▶ [REQUIREMENTS]:
Could you transcribe every record below exactly as written, leaving out any pictures?

▶ [EXCERPTED RECORDS]:
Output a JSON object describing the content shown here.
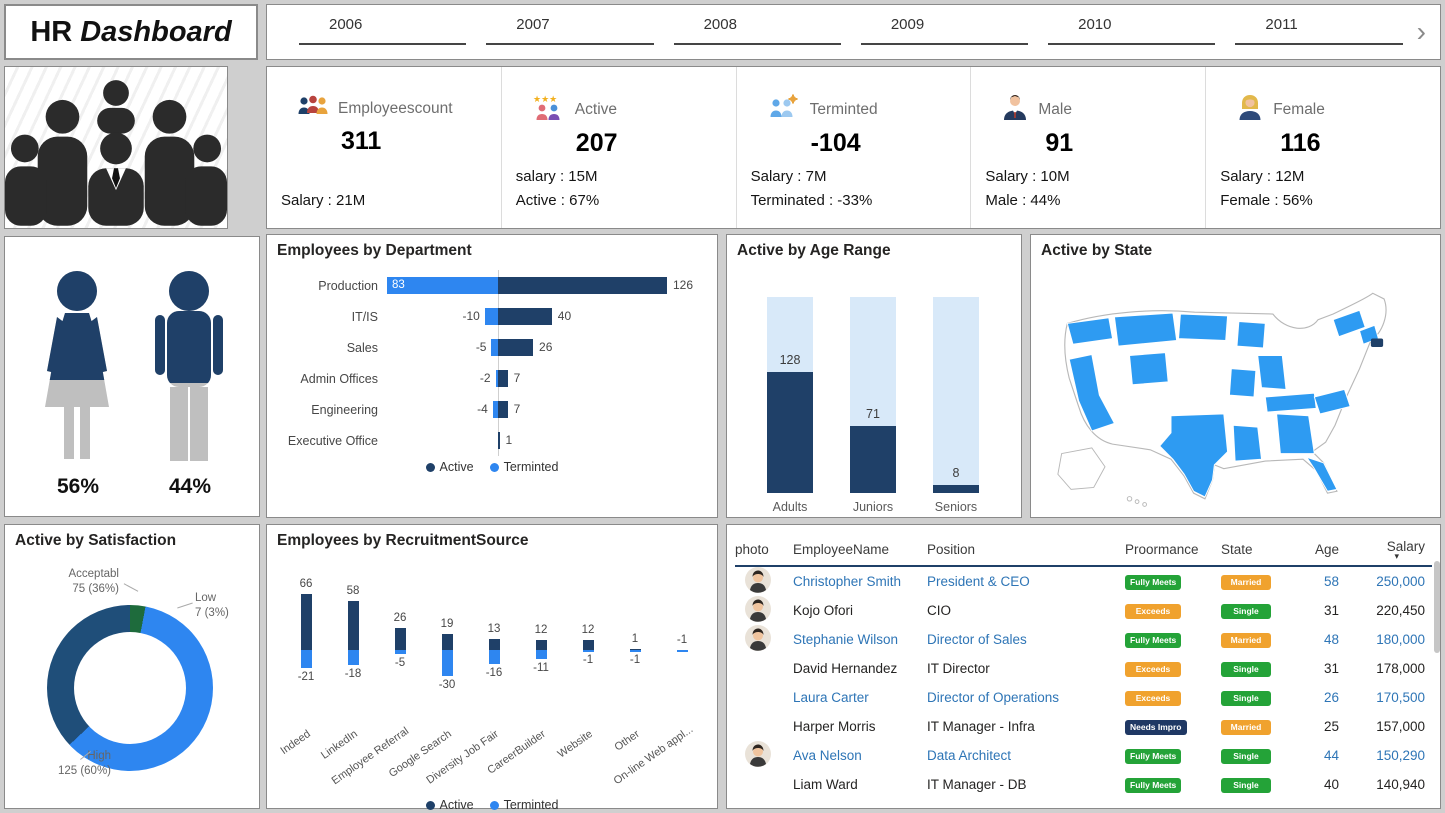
{
  "app_title": {
    "part1": "HR",
    "part2": "Dashboard"
  },
  "year_slicer": {
    "years": [
      "2006",
      "2007",
      "2008",
      "2009",
      "2010",
      "2011"
    ],
    "next": "›"
  },
  "colors": {
    "navy": "#1F4068",
    "blue": "#2E86F0",
    "track": "#D8E9F9",
    "map_blue": "#2E9BF2",
    "link": "#2E75B6",
    "green": "#24A338",
    "orange": "#F0A22E",
    "needs": "#1F3864"
  },
  "kpis": [
    {
      "icon": "employees-icon",
      "label": "Employeescount",
      "value": "311",
      "lines": [
        "Salary : 21M"
      ]
    },
    {
      "icon": "active-icon",
      "label": "Active",
      "value": "207",
      "lines": [
        "salary : 15M",
        "Active : 67%"
      ]
    },
    {
      "icon": "terminated-icon",
      "label": "Terminted",
      "value": "-104",
      "lines": [
        "Salary : 7M",
        "Terminated : -33%"
      ]
    },
    {
      "icon": "male-icon",
      "label": "Male",
      "value": "91",
      "lines": [
        "Salary : 10M",
        "Male : 44%"
      ]
    },
    {
      "icon": "female-icon",
      "label": "Female",
      "value": "116",
      "lines": [
        "Salary : 12M",
        "Female : 56%"
      ]
    }
  ],
  "gender": {
    "female_pct": "56%",
    "male_pct": "44%"
  },
  "chart_data": [
    {
      "id": "department",
      "type": "bar",
      "orientation": "horizontal",
      "title": "Employees by Department",
      "categories": [
        "Production",
        "IT/IS",
        "Sales",
        "Admin Offices",
        "Engineering",
        "Executive Office"
      ],
      "series": [
        {
          "name": "Active",
          "color": "#1F4068",
          "values": [
            126,
            40,
            26,
            7,
            7,
            1
          ]
        },
        {
          "name": "Terminted",
          "color": "#2E86F0",
          "values": [
            -83,
            -10,
            -5,
            -2,
            -4,
            0
          ]
        }
      ],
      "pos_labels": [
        "126",
        "40",
        "26",
        "7",
        "7",
        "1"
      ],
      "neg_labels": [
        "83",
        "-10",
        "-5",
        "-2",
        "-4",
        ""
      ],
      "legend": [
        "Active",
        "Terminted"
      ]
    },
    {
      "id": "age_range",
      "type": "bar",
      "title": "Active by Age Range",
      "categories": [
        "Adults",
        "Juniors",
        "Seniors"
      ],
      "values": [
        128,
        71,
        8
      ],
      "ymax": 207
    },
    {
      "id": "state_map",
      "type": "map",
      "title": "Active by State"
    },
    {
      "id": "satisfaction",
      "type": "pie",
      "title": "Active by Satisfaction",
      "slices": [
        {
          "label": "Low",
          "value": 7,
          "pct": 3,
          "display": "7 (3%)",
          "color": "#1E6B3C"
        },
        {
          "label": "High",
          "value": 125,
          "pct": 60,
          "display": "125 (60%)",
          "color": "#2E86F0"
        },
        {
          "label": "Acceptabl",
          "value": 75,
          "pct": 36,
          "display": "75 (36%)",
          "color": "#1F4E79"
        }
      ]
    },
    {
      "id": "recruitment",
      "type": "bar",
      "title": "Employees by RecruitmentSource",
      "categories": [
        "Indeed",
        "LinkedIn",
        "Employee Referral",
        "Google Search",
        "Diversity Job Fair",
        "CareerBuilder",
        "Website",
        "Other",
        "On-line Web appl..."
      ],
      "series": [
        {
          "name": "Active",
          "color": "#1F4068",
          "values": [
            66,
            58,
            26,
            19,
            13,
            12,
            12,
            1,
            0
          ]
        },
        {
          "name": "Terminted",
          "color": "#2E86F0",
          "values": [
            -21,
            -18,
            -5,
            -30,
            -16,
            -11,
            -1,
            -1,
            -1
          ]
        }
      ],
      "legend": [
        "Active",
        "Terminted"
      ]
    }
  ],
  "table": {
    "columns": [
      "photo",
      "EmployeeName",
      "Position",
      "Proormance",
      "State",
      "Age",
      "Salary"
    ],
    "sort_column": "Salary",
    "sort_icon": "▾",
    "perf_colors": {
      "Fully Meets": "#24A338",
      "Exceeds": "#F0A22E",
      "Needs Impro": "#1F3864"
    },
    "state_colors": {
      "Married": "#F0A22E",
      "Single": "#24A338"
    },
    "rows": [
      {
        "photo": true,
        "name": "Christopher Smith",
        "position": "President & CEO",
        "perf": "Fully Meets",
        "state": "Married",
        "age": "58",
        "salary": "250,000",
        "link": true
      },
      {
        "photo": true,
        "name": "Kojo Ofori",
        "position": "CIO",
        "perf": "Exceeds",
        "state": "Single",
        "age": "31",
        "salary": "220,450",
        "link": false
      },
      {
        "photo": true,
        "name": "Stephanie Wilson",
        "position": "Director of Sales",
        "perf": "Fully Meets",
        "state": "Married",
        "age": "48",
        "salary": "180,000",
        "link": true
      },
      {
        "photo": false,
        "name": "David Hernandez",
        "position": "IT Director",
        "perf": "Exceeds",
        "state": "Single",
        "age": "31",
        "salary": "178,000",
        "link": false
      },
      {
        "photo": false,
        "name": "Laura Carter",
        "position": "Director of Operations",
        "perf": "Exceeds",
        "state": "Single",
        "age": "26",
        "salary": "170,500",
        "link": true
      },
      {
        "photo": false,
        "name": "Harper Morris",
        "position": "IT Manager - Infra",
        "perf": "Needs Impro",
        "state": "Married",
        "age": "25",
        "salary": "157,000",
        "link": false
      },
      {
        "photo": true,
        "name": "Ava Nelson",
        "position": "Data Architect",
        "perf": "Fully Meets",
        "state": "Single",
        "age": "44",
        "salary": "150,290",
        "link": true
      },
      {
        "photo": false,
        "name": "Liam Ward",
        "position": "IT Manager - DB",
        "perf": "Fully Meets",
        "state": "Single",
        "age": "40",
        "salary": "140,940",
        "link": false
      }
    ]
  }
}
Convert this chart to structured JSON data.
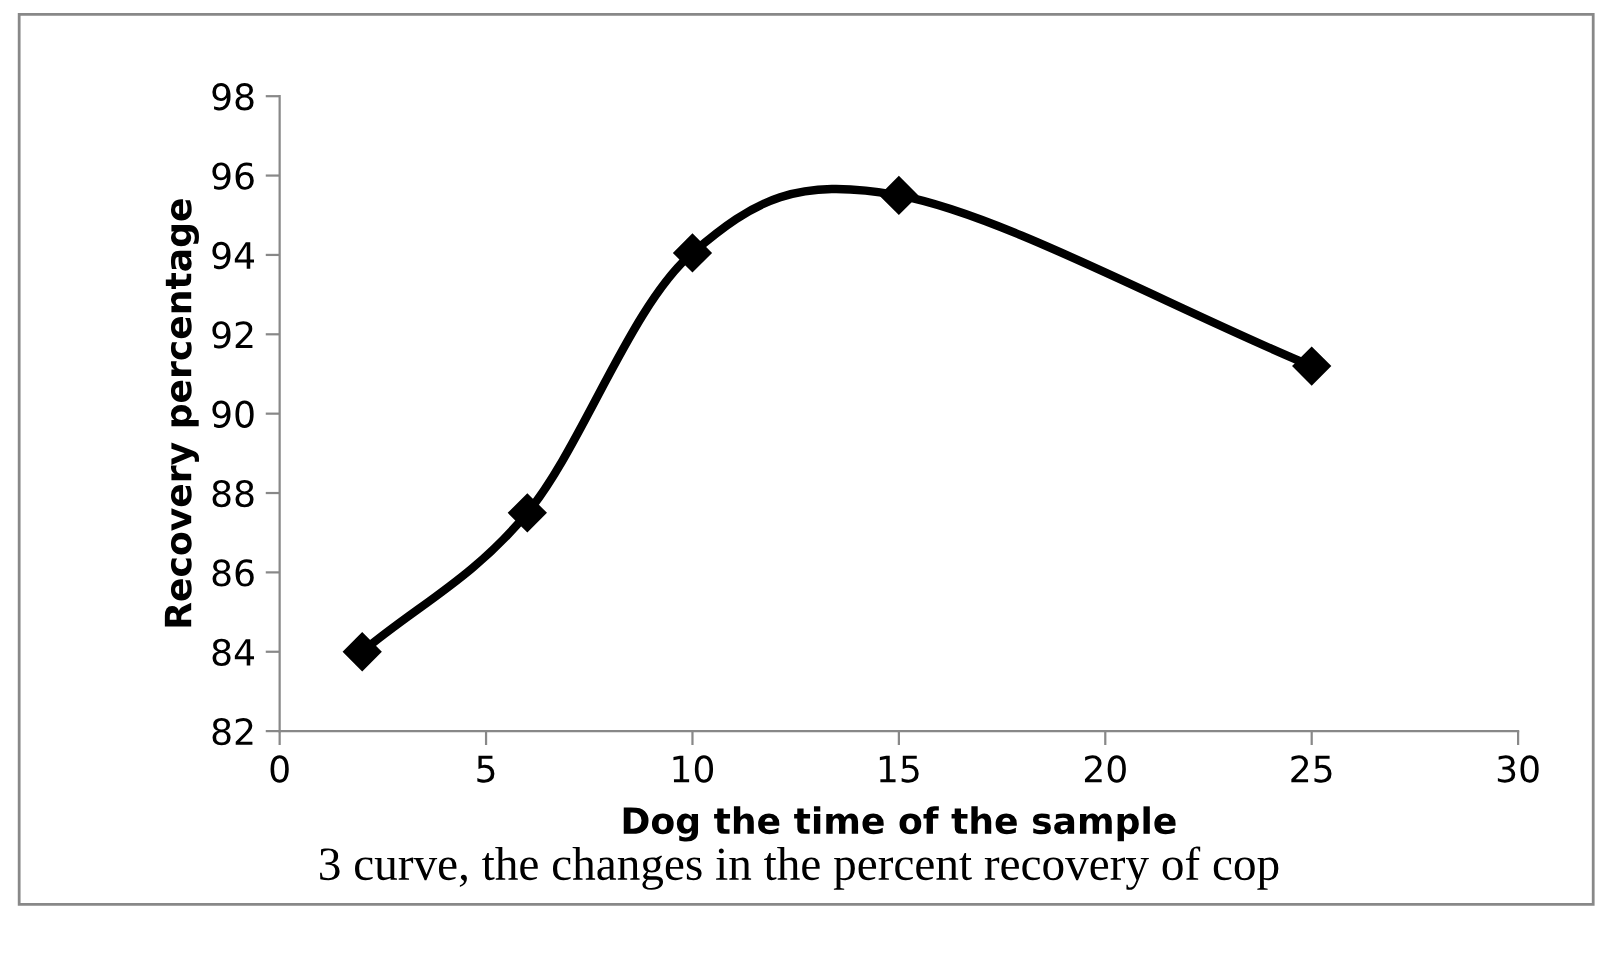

▶ [ANSWER TO THE EXERCISE]:
Output a JSON object describing the content shown here.
{
  "app_title": {
    "part1": "HR",
    "part2": "Dashboard"
  },
  "year_slicer": {
    "years": [
      "2006",
      "2007",
      "2008",
      "2009",
      "2010",
      "2011"
    ],
    "next": "›"
  },
  "colors": {
    "navy": "#1F4068",
    "blue": "#2E86F0",
    "track": "#D8E9F9",
    "map_blue": "#2E9BF2",
    "link": "#2E75B6",
    "green": "#24A338",
    "orange": "#F0A22E",
    "needs": "#1F3864"
  },
  "kpis": [
    {
      "icon": "employees-icon",
      "label": "Employeescount",
      "value": "311",
      "lines": [
        "Salary : 21M"
      ]
    },
    {
      "icon": "active-icon",
      "label": "Active",
      "value": "207",
      "lines": [
        "salary : 15M",
        "Active : 67%"
      ]
    },
    {
      "icon": "terminated-icon",
      "label": "Terminted",
      "value": "-104",
      "lines": [
        "Salary : 7M",
        "Terminated : -33%"
      ]
    },
    {
      "icon": "male-icon",
      "label": "Male",
      "value": "91",
      "lines": [
        "Salary : 10M",
        "Male : 44%"
      ]
    },
    {
      "icon": "female-icon",
      "label": "Female",
      "value": "116",
      "lines": [
        "Salary : 12M",
        "Female : 56%"
      ]
    }
  ],
  "gender": {
    "female_pct": "56%",
    "male_pct": "44%"
  },
  "chart_data": [
    {
      "id": "department",
      "type": "bar",
      "orientation": "horizontal",
      "title": "Employees by Department",
      "categories": [
        "Production",
        "IT/IS",
        "Sales",
        "Admin Offices",
        "Engineering",
        "Executive Office"
      ],
      "series": [
        {
          "name": "Active",
          "color": "#1F4068",
          "values": [
            126,
            40,
            26,
            7,
            7,
            1
          ]
        },
        {
          "name": "Terminted",
          "color": "#2E86F0",
          "values": [
            -83,
            -10,
            -5,
            -2,
            -4,
            0
          ]
        }
      ],
      "pos_labels": [
        "126",
        "40",
        "26",
        "7",
        "7",
        "1"
      ],
      "neg_labels": [
        "83",
        "-10",
        "-5",
        "-2",
        "-4",
        ""
      ],
      "legend": [
        "Active",
        "Terminted"
      ]
    },
    {
      "id": "age_range",
      "type": "bar",
      "title": "Active by Age Range",
      "categories": [
        "Adults",
        "Juniors",
        "Seniors"
      ],
      "values": [
        128,
        71,
        8
      ],
      "ymax": 207
    },
    {
      "id": "state_map",
      "type": "map",
      "title": "Active by State"
    },
    {
      "id": "satisfaction",
      "type": "pie",
      "title": "Active by Satisfaction",
      "slices": [
        {
          "label": "Low",
          "value": 7,
          "pct": 3,
          "display": "7 (3%)",
          "color": "#1E6B3C"
        },
        {
          "label": "High",
          "value": 125,
          "pct": 60,
          "display": "125 (60%)",
          "color": "#2E86F0"
        },
        {
          "label": "Acceptabl",
          "value": 75,
          "pct": 36,
          "display": "75 (36%)",
          "color": "#1F4E79"
        }
      ]
    },
    {
      "id": "recruitment",
      "type": "bar",
      "title": "Employees by RecruitmentSource",
      "categories": [
        "Indeed",
        "LinkedIn",
        "Employee Referral",
        "Google Search",
        "Diversity Job Fair",
        "CareerBuilder",
        "Website",
        "Other",
        "On-line Web appl..."
      ],
      "series": [
        {
          "name": "Active",
          "color": "#1F4068",
          "values": [
            66,
            58,
            26,
            19,
            13,
            12,
            12,
            1,
            0
          ]
        },
        {
          "name": "Terminted",
          "color": "#2E86F0",
          "values": [
            -21,
            -18,
            -5,
            -30,
            -16,
            -11,
            -1,
            -1,
            -1
          ]
        }
      ],
      "legend": [
        "Active",
        "Terminted"
      ]
    }
  ],
  "table": {
    "columns": [
      "photo",
      "EmployeeName",
      "Position",
      "Proormance",
      "State",
      "Age",
      "Salary"
    ],
    "sort_column": "Salary",
    "sort_icon": "▾",
    "perf_colors": {
      "Fully Meets": "#24A338",
      "Exceeds": "#F0A22E",
      "Needs Impro": "#1F3864"
    },
    "state_colors": {
      "Married": "#F0A22E",
      "Single": "#24A338"
    },
    "rows": [
      {
        "photo": true,
        "name": "Christopher Smith",
        "position": "President & CEO",
        "perf": "Fully Meets",
        "state": "Married",
        "age": "58",
        "salary": "250,000",
        "link": true
      },
      {
        "photo": true,
        "name": "Kojo Ofori",
        "position": "CIO",
        "perf": "Exceeds",
        "state": "Single",
        "age": "31",
        "salary": "220,450",
        "link": false
      },
      {
        "photo": true,
        "name": "Stephanie Wilson",
        "position": "Director of Sales",
        "perf": "Fully Meets",
        "state": "Married",
        "age": "48",
        "salary": "180,000",
        "link": true
      },
      {
        "photo": false,
        "name": "David Hernandez",
        "position": "IT Director",
        "perf": "Exceeds",
        "state": "Single",
        "age": "31",
        "salary": "178,000",
        "link": false
      },
      {
        "photo": false,
        "name": "Laura Carter",
        "position": "Director of Operations",
        "perf": "Exceeds",
        "state": "Single",
        "age": "26",
        "salary": "170,500",
        "link": true
      },
      {
        "photo": false,
        "name": "Harper Morris",
        "position": "IT Manager - Infra",
        "perf": "Needs Impro",
        "state": "Married",
        "age": "25",
        "salary": "157,000",
        "link": false
      },
      {
        "photo": true,
        "name": "Ava Nelson",
        "position": "Data Architect",
        "perf": "Fully Meets",
        "state": "Single",
        "age": "44",
        "salary": "150,290",
        "link": true
      },
      {
        "photo": false,
        "name": "Liam Ward",
        "position": "IT Manager - DB",
        "perf": "Fully Meets",
        "state": "Single",
        "age": "40",
        "salary": "140,940",
        "link": false
      }
    ]
  }
}
Convert this chart to structured JSON data.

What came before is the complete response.